> **WRITTEN REQUEST**:
Each line that holds the word "научно" should be returned.

> **PROVIDED MATERIAL**:
____

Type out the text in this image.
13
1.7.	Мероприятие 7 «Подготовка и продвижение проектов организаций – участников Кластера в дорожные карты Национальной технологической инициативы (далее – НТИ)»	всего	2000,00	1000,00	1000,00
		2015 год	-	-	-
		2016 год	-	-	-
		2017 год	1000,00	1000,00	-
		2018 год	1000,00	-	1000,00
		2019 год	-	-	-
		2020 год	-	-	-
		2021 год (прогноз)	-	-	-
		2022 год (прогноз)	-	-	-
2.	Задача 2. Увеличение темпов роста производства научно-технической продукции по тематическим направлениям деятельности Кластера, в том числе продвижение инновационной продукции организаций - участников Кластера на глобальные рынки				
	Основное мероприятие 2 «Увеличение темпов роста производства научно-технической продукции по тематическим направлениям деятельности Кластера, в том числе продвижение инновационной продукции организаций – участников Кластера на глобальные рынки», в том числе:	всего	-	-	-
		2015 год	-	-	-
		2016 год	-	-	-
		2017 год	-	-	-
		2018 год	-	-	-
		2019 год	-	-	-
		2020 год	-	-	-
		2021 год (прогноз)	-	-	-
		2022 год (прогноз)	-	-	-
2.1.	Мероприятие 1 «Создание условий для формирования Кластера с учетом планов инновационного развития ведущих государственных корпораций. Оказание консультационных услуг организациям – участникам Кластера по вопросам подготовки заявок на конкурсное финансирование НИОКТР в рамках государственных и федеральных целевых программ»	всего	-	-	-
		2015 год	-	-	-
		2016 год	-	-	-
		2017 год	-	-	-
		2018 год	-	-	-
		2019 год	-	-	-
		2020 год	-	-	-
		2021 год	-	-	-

____

> **TASK RESPONSE**:
2.	Задача 2. Увеличение темпов роста производства научно-технической продукции по тематическим направлениям деятельности Кластера, в том числе продвижение инновационной продукции организаций - участников Кластера на глобальные рынки				
	Основное мероприятие 2 «Увеличение темпов роста производства научно-технической продукции по тематическим направлениям деятельности Кластера, в том числе продвижение инновационной продукции организаций – участников Кластера на глобальные рынки», в том числе:	всего	-	-	-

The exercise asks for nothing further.